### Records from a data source
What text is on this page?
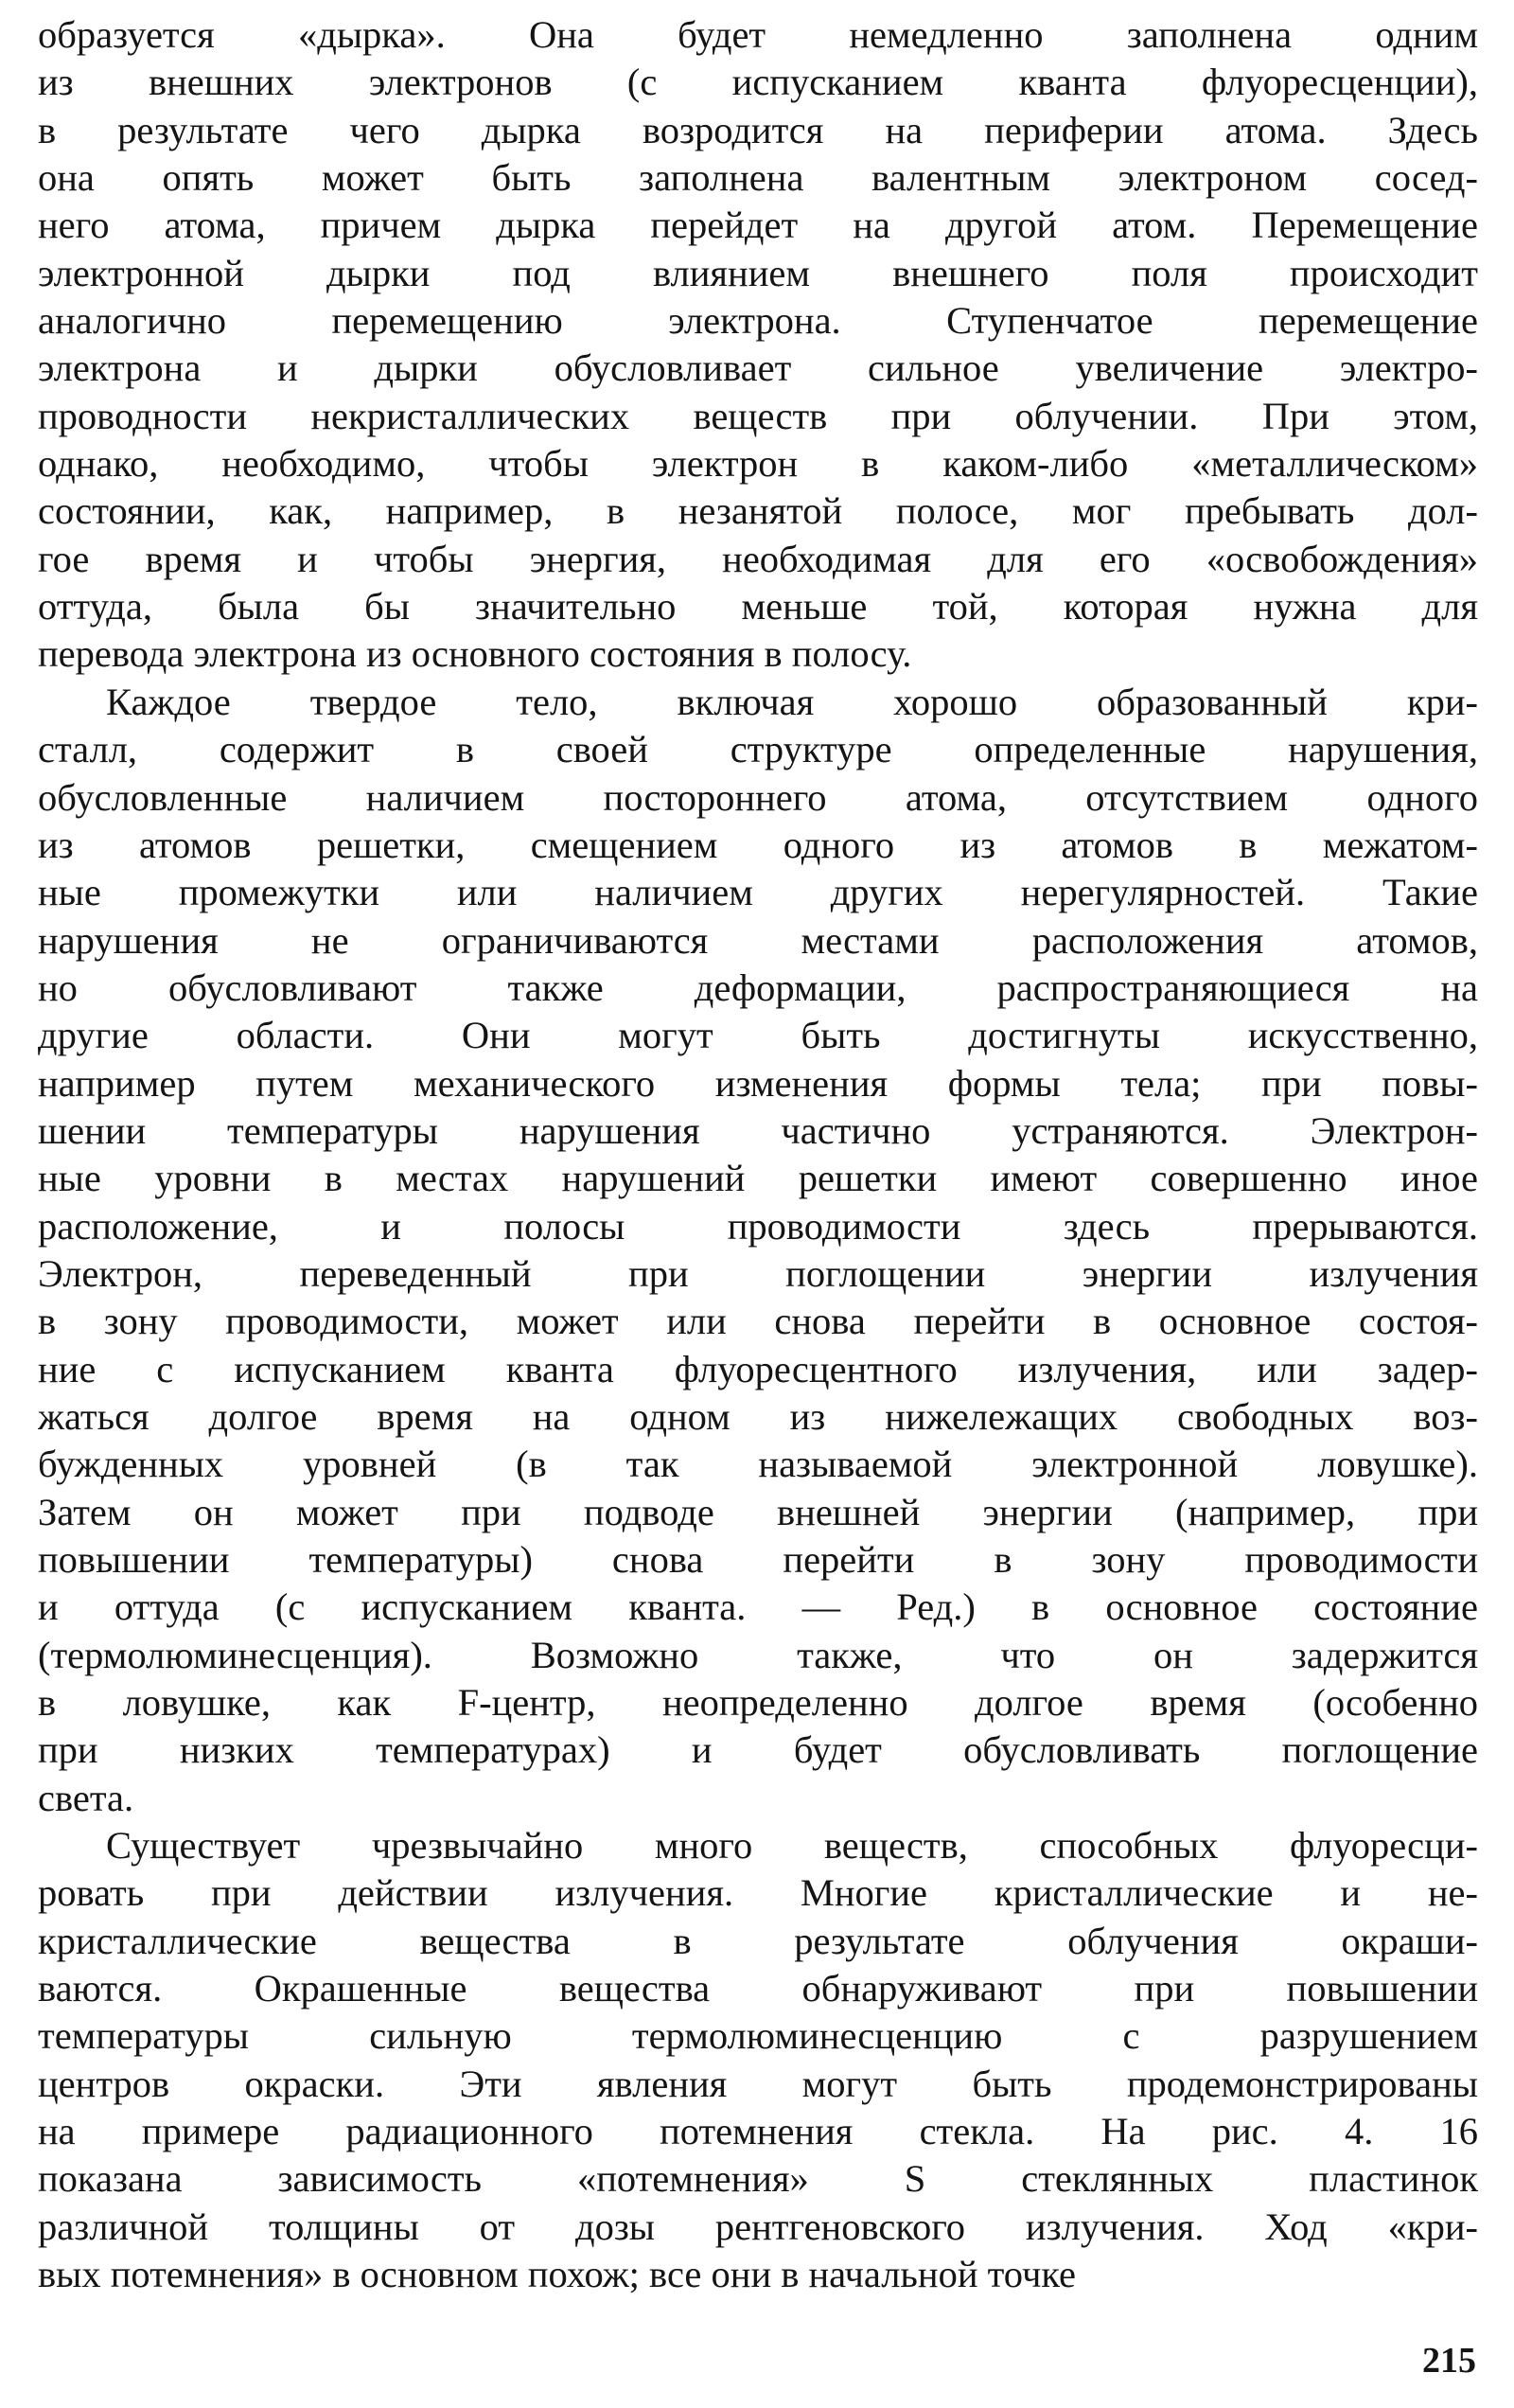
образуется «дырка». Она будет немедленно заполнена одним
из внешних электронов (с испусканием кванта флуоресценции),
в результате чего дырка возродится на периферии атома. Здесь
она опять может быть заполнена валентным электроном сосед-
него атома, причем дырка перейдет на другой атом. Перемещение
электронной дырки под влиянием внешнего поля происходит
аналогично перемещению электрона. Ступенчатое перемещение
электрона и дырки обусловливает сильное увеличение электро-
проводности некристаллических веществ при облучении. При этом,
однако, необходимо, чтобы электрон в каком-либо «металлическом»
состоянии, как, например, в незанятой полосе, мог пребывать дол-
гое время и чтобы энергия, необходимая для его «освобождения»
оттуда, была бы значительно меньше той, которая нужна для
перевода электрона из основного состояния в полосу.
Каждое твердое тело, включая хорошо образованный кри-
сталл, содержит в своей структуре определенные нарушения,
обусловленные наличием постороннего атома, отсутствием одного
из атомов решетки, смещением одного из атомов в межатом-
ные промежутки или наличием других нерегулярностей. Такие
нарушения не ограничиваются местами расположения атомов,
но обусловливают также деформации, распространяющиеся на
другие области. Они могут быть достигнуты искусственно,
например путем механического изменения формы тела; при повы-
шении температуры нарушения частично устраняются. Электрон-
ные уровни в местах нарушений решетки имеют совершенно иное
расположение, и полосы проводимости здесь прерываются.
Электрон, переведенный при поглощении энергии излучения
в зону проводимости, может или снова перейти в основное состоя-
ние с испусканием кванта флуоресцентного излучения, или задер-
жаться долгое время на одном из нижележащих свободных воз-
бужденных уровней (в так называемой электронной ловушке).
Затем он может при подводе внешней энергии (например, при
повышении температуры) снова перейти в зону проводимости
и оттуда (с испусканием кванта. — Ред.) в основное состояние
(термолюминесценция). Возможно также, что он задержится
в ловушке, как F-центр, неопределенно долгое время (особенно
при низких температурах) и будет обусловливать поглощение
света.
Существует чрезвычайно много веществ, способных флуоресци-
ровать при действии излучения. Многие кристаллические и не-
кристаллические вещества в результате облучения окраши-
ваются. Окрашенные вещества обнаруживают при повышении
температуры сильную термолюминесценцию с разрушением
центров окраски. Эти явления могут быть продемонстрированы
на примере радиационного потемнения стекла. На рис. 4. 16
показана зависимость «потемнения» S стеклянных пластинок
различной толщины от дозы рентгеновского излучения. Ход «кри-
вых потемнения» в основном похож; все они в начальной точке
215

### What you are asked to do
Reproduce every line from the entries that holds the word "будет".

### Result for this exercise
образуется «дырка». Она будет немедленно заполнена одним
при низких температурах) и будет обусловливать поглощение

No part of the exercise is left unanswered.